-- START OF RECORDS FOR THE TASK --
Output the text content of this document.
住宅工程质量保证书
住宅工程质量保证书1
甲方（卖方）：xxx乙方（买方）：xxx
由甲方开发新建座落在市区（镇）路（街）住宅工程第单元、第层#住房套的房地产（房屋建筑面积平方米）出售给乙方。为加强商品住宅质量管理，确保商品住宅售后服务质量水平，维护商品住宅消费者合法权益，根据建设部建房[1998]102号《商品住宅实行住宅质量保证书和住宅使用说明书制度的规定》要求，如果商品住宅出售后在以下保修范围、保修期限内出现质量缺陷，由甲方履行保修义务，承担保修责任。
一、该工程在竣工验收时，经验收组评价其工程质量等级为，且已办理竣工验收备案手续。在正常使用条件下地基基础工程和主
-- END OF RECORDS FOR THE TASK --
[WHAT NEEDS TO BE DONE]: The whole listing above needs to be written out again exactly.

[WRITTEN REPLY]:
Output the text content of this document.
住宅工程质量保证书
住宅工程质量保证书1
甲方（卖方）：xxx乙方（买方）：xxx
由甲方开发新建座落在市区（镇）路（街）住宅工程第单元、第层#住房套的房地产（房屋建筑面积平方米）出售给乙方。为加强商品住宅质量管理，确保商品住宅售后服务质量水平，维护商品住宅消费者合法权益，根据建设部建房[1998]102号《商品住宅实行住宅质量保证书和住宅使用说明书制度的规定》要求，如果商品住宅出售后在以下保修范围、保修期限内出现质量缺陷，由甲方履行保修义务，承担保修责任。
一、该工程在竣工验收时，经验收组评价其工程质量等级为，且已办理竣工验收备案手续。在正常使用条件下地基基础工程和主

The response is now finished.